RECORDS:
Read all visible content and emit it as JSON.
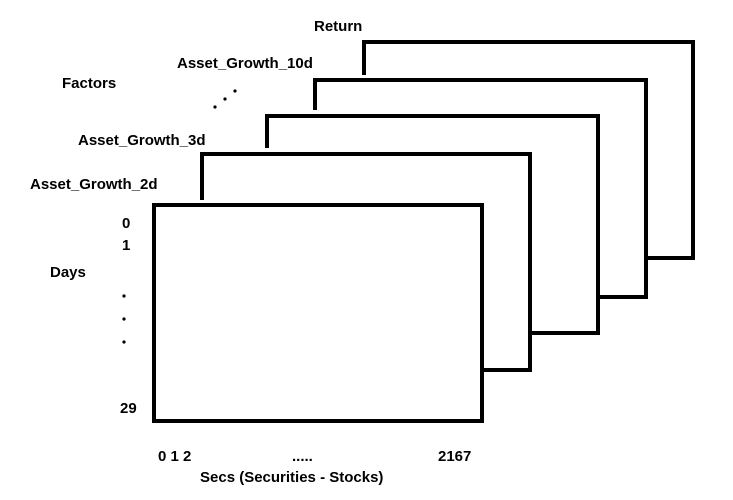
{
  "layers": [
    {
      "label": "Return"
    },
    {
      "label": "Asset_Growth_10d"
    },
    {
      "label": "Asset_Growth_3d"
    },
    {
      "label": "Asset_Growth_2d"
    }
  ],
  "factors_label": "Factors",
  "days_label": "Days",
  "row_ticks": {
    "first": "0",
    "second": "1",
    "last": "29"
  },
  "col_ticks": {
    "start": "0 1 2",
    "ellipsis": ".....",
    "last": "2167"
  },
  "x_axis_label": "Secs (Securities - Stocks)",
  "colors": {
    "stroke": "#000000",
    "fill": "#ffffff"
  }
}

TO DO: The entries above should be reproduced exactly, without their pictures.

WRITTEN SOLUTION:
Read all visible content and emit it as JSON.
{
  "layers": [
    {
      "label": "Return"
    },
    {
      "label": "Asset_Growth_10d"
    },
    {
      "label": "Asset_Growth_3d"
    },
    {
      "label": "Asset_Growth_2d"
    }
  ],
  "factors_label": "Factors",
  "days_label": "Days",
  "row_ticks": {
    "first": "0",
    "second": "1",
    "last": "29"
  },
  "col_ticks": {
    "start": "0 1 2",
    "ellipsis": ".....",
    "last": "2167"
  },
  "x_axis_label": "Secs (Securities - Stocks)",
  "colors": {
    "stroke": "#000000",
    "fill": "#ffffff"
  }
}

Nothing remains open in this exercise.